EXERCISE TASK
Without the pictures, set down every line of the data exactly.

* Start *

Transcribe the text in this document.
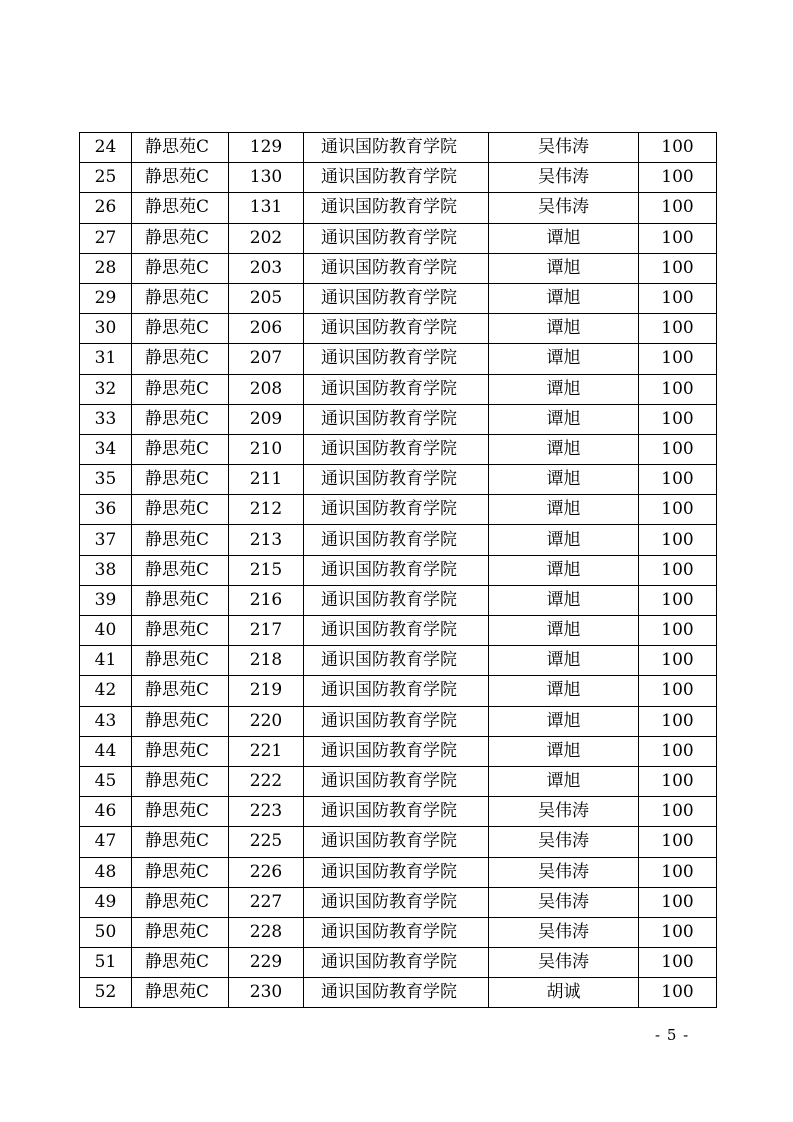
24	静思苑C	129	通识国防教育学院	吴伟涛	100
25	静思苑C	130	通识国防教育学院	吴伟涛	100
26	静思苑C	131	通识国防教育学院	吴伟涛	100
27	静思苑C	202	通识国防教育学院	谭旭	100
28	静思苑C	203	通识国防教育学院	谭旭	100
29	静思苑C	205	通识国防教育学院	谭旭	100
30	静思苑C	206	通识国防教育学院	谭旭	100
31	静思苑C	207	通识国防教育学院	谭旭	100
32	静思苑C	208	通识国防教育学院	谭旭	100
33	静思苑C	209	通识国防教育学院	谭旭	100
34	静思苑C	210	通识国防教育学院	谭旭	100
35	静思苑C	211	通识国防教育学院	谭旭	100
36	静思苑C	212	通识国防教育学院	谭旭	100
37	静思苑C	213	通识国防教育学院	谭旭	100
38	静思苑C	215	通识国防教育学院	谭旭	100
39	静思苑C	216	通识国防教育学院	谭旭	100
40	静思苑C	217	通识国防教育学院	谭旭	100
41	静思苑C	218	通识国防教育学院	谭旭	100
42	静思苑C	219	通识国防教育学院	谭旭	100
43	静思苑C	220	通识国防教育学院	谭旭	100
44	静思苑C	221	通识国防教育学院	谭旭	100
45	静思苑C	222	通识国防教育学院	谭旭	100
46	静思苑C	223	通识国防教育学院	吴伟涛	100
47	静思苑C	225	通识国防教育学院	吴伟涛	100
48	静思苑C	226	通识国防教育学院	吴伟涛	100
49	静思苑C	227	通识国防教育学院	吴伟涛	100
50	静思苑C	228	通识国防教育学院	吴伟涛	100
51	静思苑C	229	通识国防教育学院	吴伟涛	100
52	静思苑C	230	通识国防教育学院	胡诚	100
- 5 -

* End *

OUTPUT OF THE TASK
Transcribe the text in this document.
24	静思苑C	129	通识国防教育学院	吴伟涛	100
25	静思苑C	130	通识国防教育学院	吴伟涛	100
26	静思苑C	131	通识国防教育学院	吴伟涛	100
27	静思苑C	202	通识国防教育学院	谭旭	100
28	静思苑C	203	通识国防教育学院	谭旭	100
29	静思苑C	205	通识国防教育学院	谭旭	100
30	静思苑C	206	通识国防教育学院	谭旭	100
31	静思苑C	207	通识国防教育学院	谭旭	100
32	静思苑C	208	通识国防教育学院	谭旭	100
33	静思苑C	209	通识国防教育学院	谭旭	100
34	静思苑C	210	通识国防教育学院	谭旭	100
35	静思苑C	211	通识国防教育学院	谭旭	100
36	静思苑C	212	通识国防教育学院	谭旭	100
37	静思苑C	213	通识国防教育学院	谭旭	100
38	静思苑C	215	通识国防教育学院	谭旭	100
39	静思苑C	216	通识国防教育学院	谭旭	100
40	静思苑C	217	通识国防教育学院	谭旭	100
41	静思苑C	218	通识国防教育学院	谭旭	100
42	静思苑C	219	通识国防教育学院	谭旭	100
43	静思苑C	220	通识国防教育学院	谭旭	100
44	静思苑C	221	通识国防教育学院	谭旭	100
45	静思苑C	222	通识国防教育学院	谭旭	100
46	静思苑C	223	通识国防教育学院	吴伟涛	100
47	静思苑C	225	通识国防教育学院	吴伟涛	100
48	静思苑C	226	通识国防教育学院	吴伟涛	100
49	静思苑C	227	通识国防教育学院	吴伟涛	100
50	静思苑C	228	通识国防教育学院	吴伟涛	100
51	静思苑C	229	通识国防教育学院	吴伟涛	100
52	静思苑C	230	通识国防教育学院	胡诚	100
- 5 -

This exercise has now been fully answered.